#### EXERCISE:
Repeat each entry as written and leave the images out of the copy.

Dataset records
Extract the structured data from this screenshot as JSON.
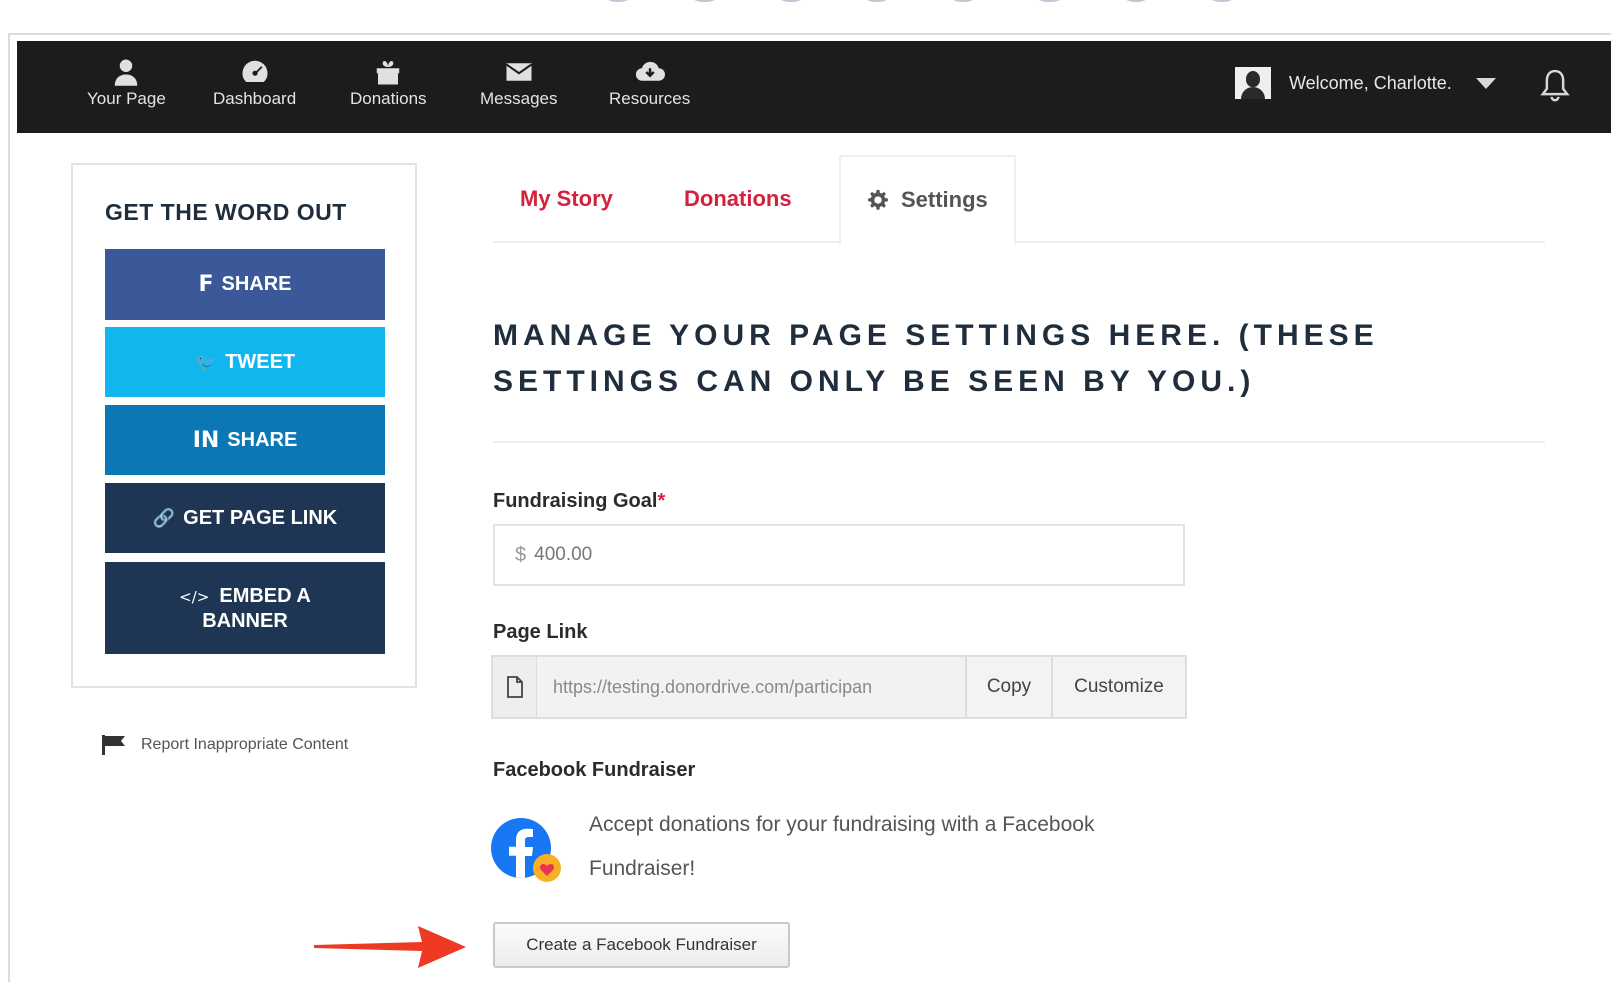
{
  "nav": {
    "items": [
      {
        "label": "Your Page",
        "icon": "user-icon"
      },
      {
        "label": "Dashboard",
        "icon": "dashboard-icon"
      },
      {
        "label": "Donations",
        "icon": "gift-icon"
      },
      {
        "label": "Messages",
        "icon": "envelope-icon"
      },
      {
        "label": "Resources",
        "icon": "cloud-download-icon"
      }
    ],
    "welcome": "Welcome, Charlotte.",
    "bell_icon": "bell-icon"
  },
  "sidebar": {
    "title": "GET THE WORD OUT",
    "buttons": [
      {
        "icon_text": "f",
        "label": "SHARE",
        "color": "#3b5998"
      },
      {
        "icon_text": "🐦",
        "label": "TWEET",
        "color": "#12b6ee"
      },
      {
        "icon_text": "in",
        "label": "SHARE",
        "color": "#0b78b5"
      },
      {
        "icon_text": "🔗",
        "label": "GET PAGE LINK",
        "color": "#1e3654"
      },
      {
        "icon_text": "</>",
        "label": "EMBED A BANNER",
        "color": "#1e3654"
      }
    ],
    "report_label": "Report Inappropriate Content"
  },
  "tabs": [
    {
      "label": "My Story"
    },
    {
      "label": "Donations"
    },
    {
      "label": "Settings"
    }
  ],
  "main": {
    "heading": "MANAGE YOUR PAGE SETTINGS HERE. (THESE SETTINGS CAN ONLY BE SEEN BY YOU.)",
    "goal_label": "Fundraising Goal",
    "goal_required": "*",
    "goal_currency": "$",
    "goal_value": "400.00",
    "link_label": "Page Link",
    "link_value": "https://testing.donordrive.com/participan",
    "copy_label": "Copy",
    "customize_label": "Customize",
    "fb_label": "Facebook Fundraiser",
    "fb_text": "Accept donations for your fundraising with a Facebook Fundraiser!",
    "fb_button": "Create a Facebook Fundraiser"
  },
  "colors": {
    "accent_red": "#d4213d",
    "nav_bg": "#1c1c1c",
    "heading_navy": "#1f2d3d"
  }
}
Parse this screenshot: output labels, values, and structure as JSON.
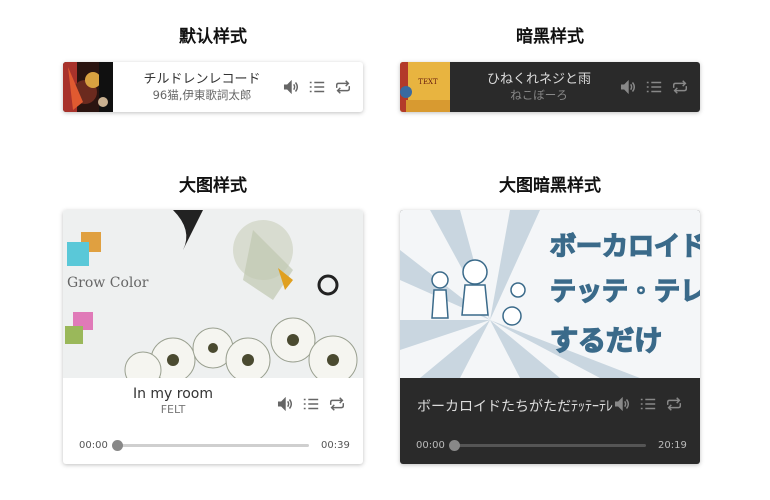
{
  "sections": {
    "default_title": "默认样式",
    "dark_title": "暗黑样式",
    "big_title": "大图样式",
    "big_dark_title": "大图暗黑样式"
  },
  "players": {
    "default": {
      "song": "チルドレンレコード",
      "artist": "96猫,伊東歌詞太郎"
    },
    "dark": {
      "song": "ひねくれネジと雨",
      "artist": "ねこぼーろ",
      "cover_text": "TEXT"
    },
    "big": {
      "song": "In my room",
      "artist": "FELT",
      "cover_title": "Grow Color",
      "current_time": "00:00",
      "duration": "00:39",
      "progress": 0.0
    },
    "big_dark": {
      "song": "ボーカロイドたちがただﾃｯﾃｰﾃﾚ",
      "cover_title": "ボーカロイドたちがただテッテ・テレッテーするだけ",
      "current_time": "00:00",
      "duration": "20:19",
      "progress": 0.0
    }
  },
  "icons": [
    "volume-icon",
    "playlist-icon",
    "loop-icon"
  ],
  "colors": {
    "light_bg": "#ffffff",
    "dark_bg": "#2a2a2a",
    "icon_light": "#666666",
    "icon_dark": "#888888"
  }
}
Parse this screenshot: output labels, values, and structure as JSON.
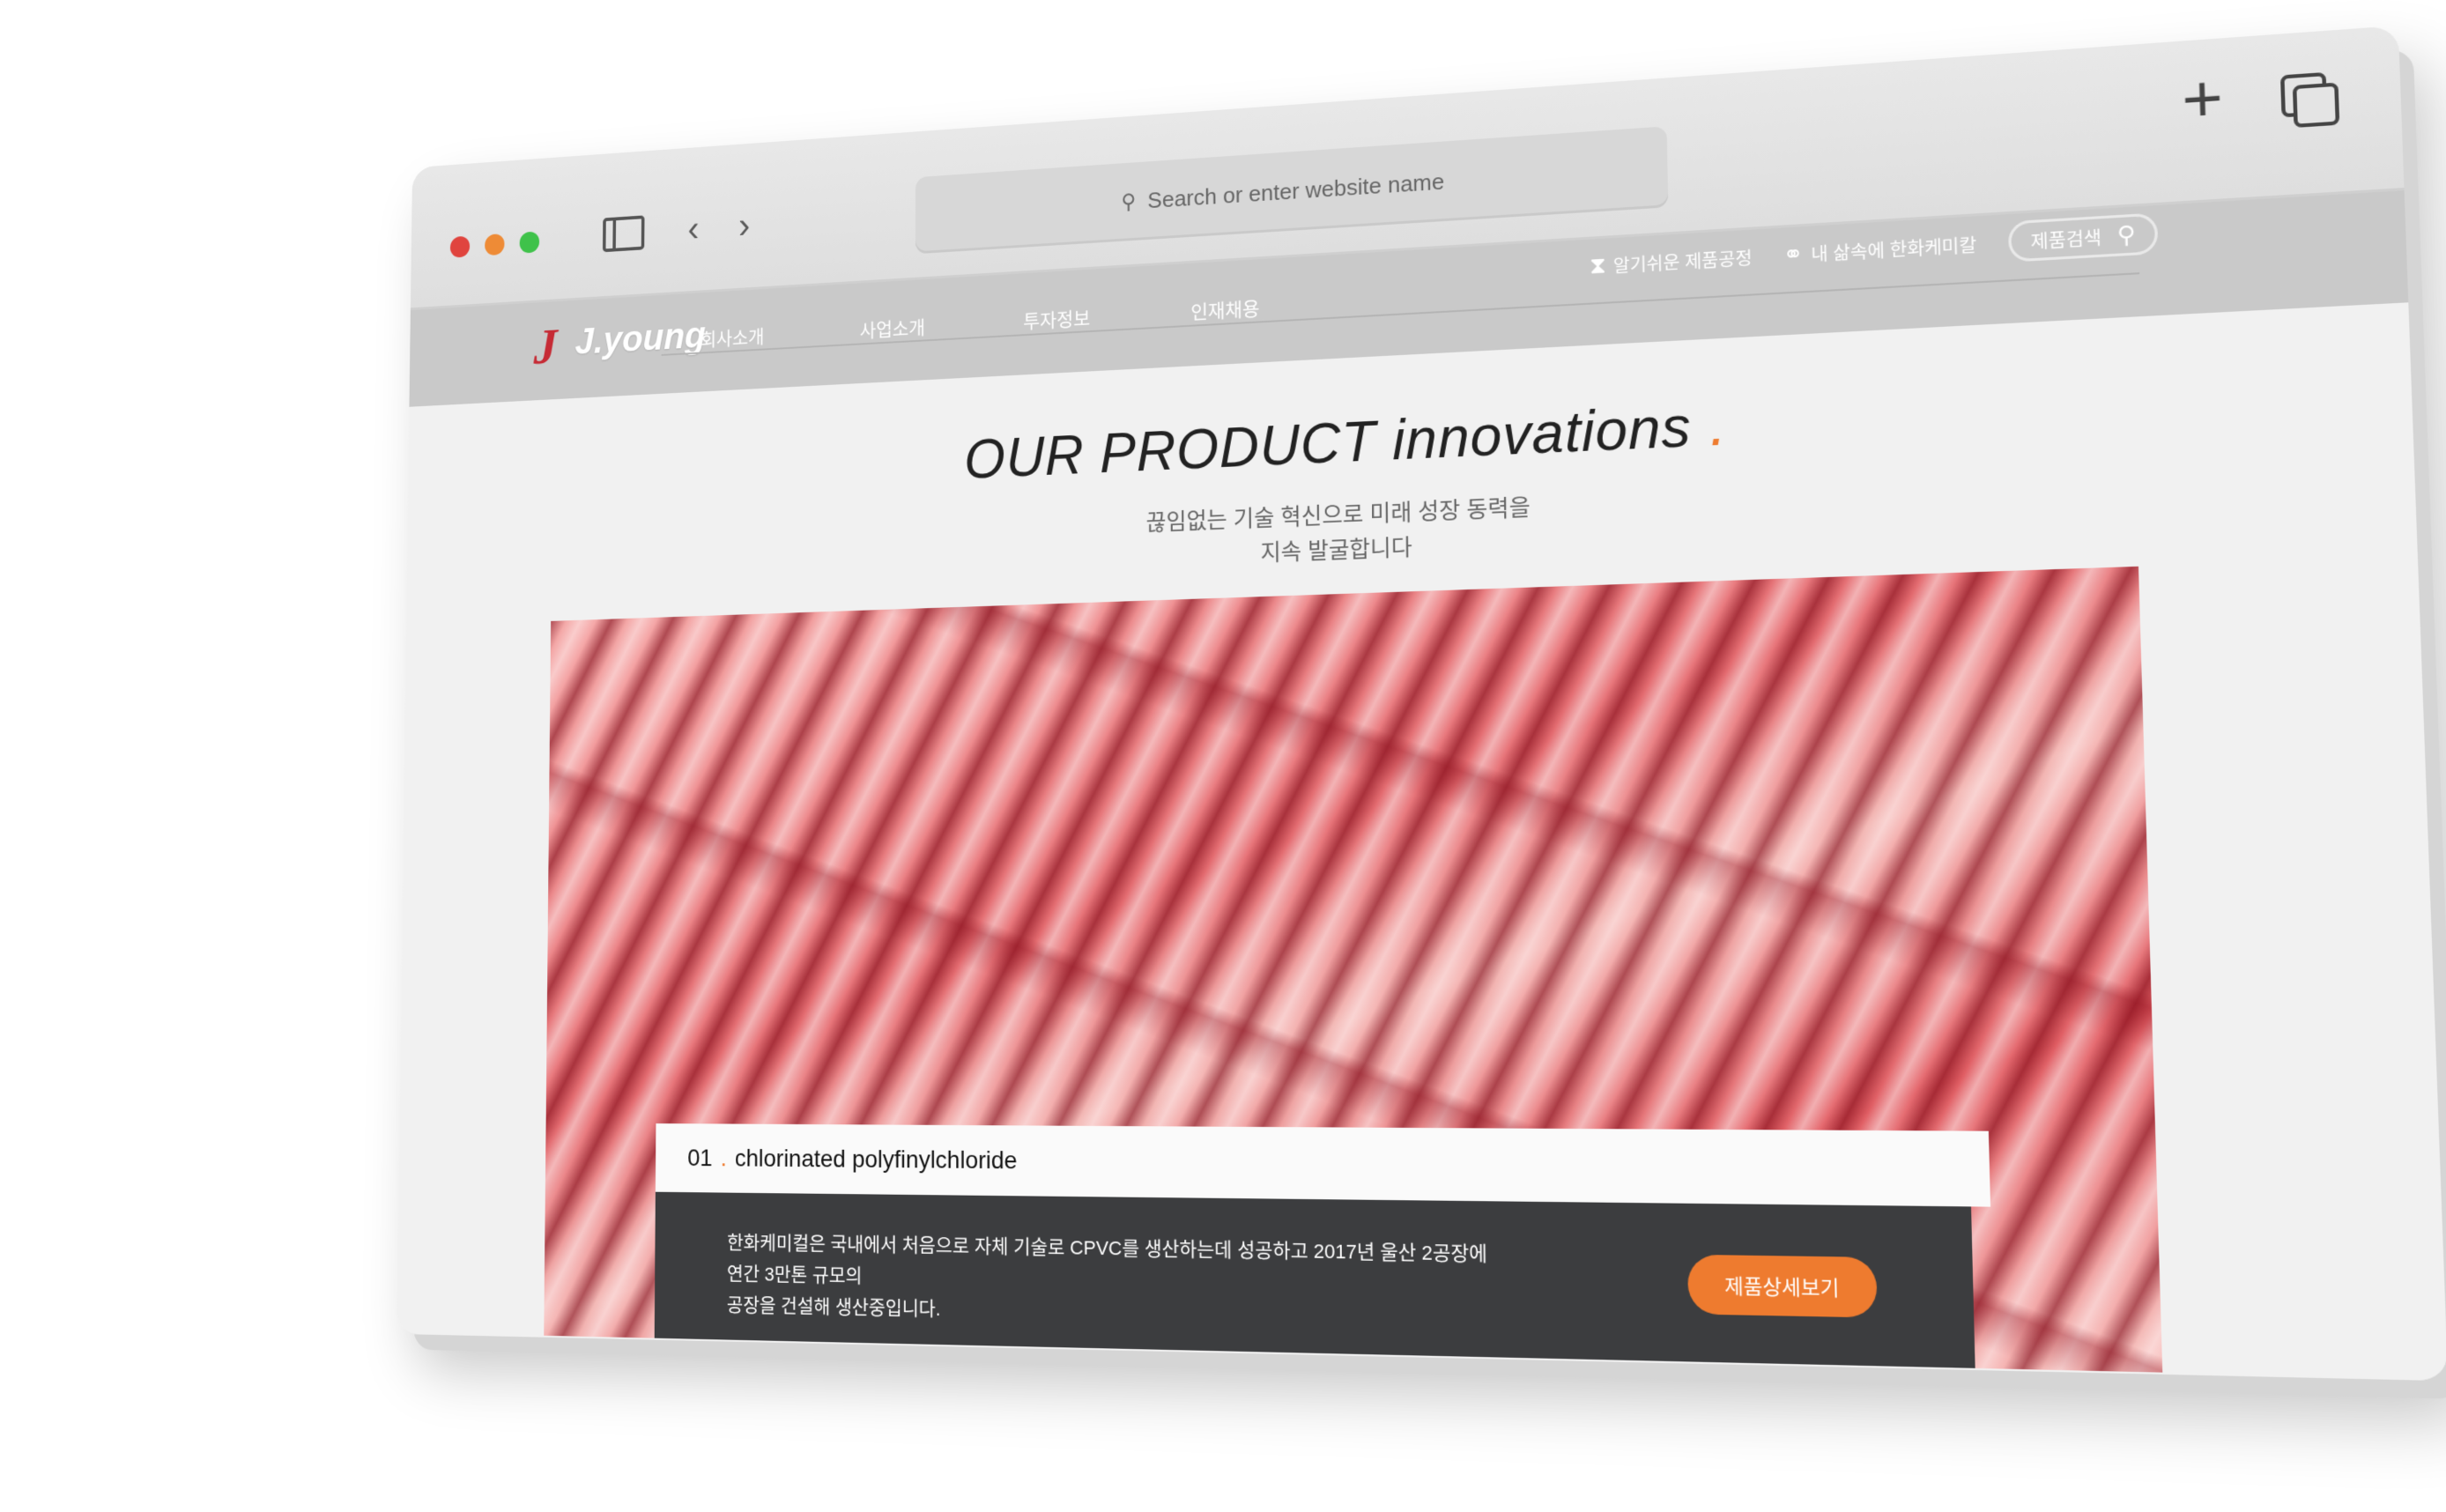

#### SOLUTION TO THE PROBLEM:
Extract the structured data from this screenshot as JSON.
{
  "nav": {
    "items": [
      {
        "label": "Your Page",
        "icon": "user-icon"
      },
      {
        "label": "Dashboard",
        "icon": "dashboard-icon"
      },
      {
        "label": "Donations",
        "icon": "gift-icon"
      },
      {
        "label": "Messages",
        "icon": "envelope-icon"
      },
      {
        "label": "Resources",
        "icon": "cloud-download-icon"
      }
    ],
    "welcome": "Welcome, Charlotte.",
    "bell_icon": "bell-icon"
  },
  "sidebar": {
    "title": "GET THE WORD OUT",
    "buttons": [
      {
        "icon_text": "f",
        "label": "SHARE",
        "color": "#3b5998"
      },
      {
        "icon_text": "🐦",
        "label": "TWEET",
        "color": "#12b6ee"
      },
      {
        "icon_text": "in",
        "label": "SHARE",
        "color": "#0b78b5"
      },
      {
        "icon_text": "🔗",
        "label": "GET PAGE LINK",
        "color": "#1e3654"
      },
      {
        "icon_text": "</>",
        "label": "EMBED A BANNER",
        "color": "#1e3654"
      }
    ],
    "report_label": "Report Inappropriate Content"
  },
  "tabs": [
    {
      "label": "My Story"
    },
    {
      "label": "Donations"
    },
    {
      "label": "Settings"
    }
  ],
  "main": {
    "heading": "MANAGE YOUR PAGE SETTINGS HERE. (THESE SETTINGS CAN ONLY BE SEEN BY YOU.)",
    "goal_label": "Fundraising Goal",
    "goal_required": "*",
    "goal_currency": "$",
    "goal_value": "400.00",
    "link_label": "Page Link",
    "link_value": "https://testing.donordrive.com/participan",
    "copy_label": "Copy",
    "customize_label": "Customize",
    "fb_label": "Facebook Fundraiser",
    "fb_text": "Accept donations for your fundraising with a Facebook Fundraiser!",
    "fb_button": "Create a Facebook Fundraiser"
  },
  "colors": {
    "accent_red": "#d4213d",
    "nav_bg": "#1c1c1c",
    "heading_navy": "#1f2d3d"
  }
}
Parse this screenshot: output labels, values, and structure as JSON.
{
  "sections": {
    "default_title": "默认样式",
    "dark_title": "暗黑样式",
    "big_title": "大图样式",
    "big_dark_title": "大图暗黑样式"
  },
  "players": {
    "default": {
      "song": "チルドレンレコード",
      "artist": "96猫,伊東歌詞太郎"
    },
    "dark": {
      "song": "ひねくれネジと雨",
      "artist": "ねこぼーろ",
      "cover_text": "TEXT"
    },
    "big": {
      "song": "In my room",
      "artist": "FELT",
      "cover_title": "Grow Color",
      "current_time": "00:00",
      "duration": "00:39",
      "progress": 0.0
    },
    "big_dark": {
      "song": "ボーカロイドたちがただﾃｯﾃｰﾃﾚ",
      "cover_title": "ボーカロイドたちがただテッテ・テレッテーするだけ",
      "current_time": "00:00",
      "duration": "20:19",
      "progress": 0.0
    }
  },
  "icons": [
    "volume-icon",
    "playlist-icon",
    "loop-icon"
  ],
  "colors": {
    "light_bg": "#ffffff",
    "dark_bg": "#2a2a2a",
    "icon_light": "#666666",
    "icon_dark": "#888888"
  }
}
Parse this screenshot: output labels, values, and structure as JSON.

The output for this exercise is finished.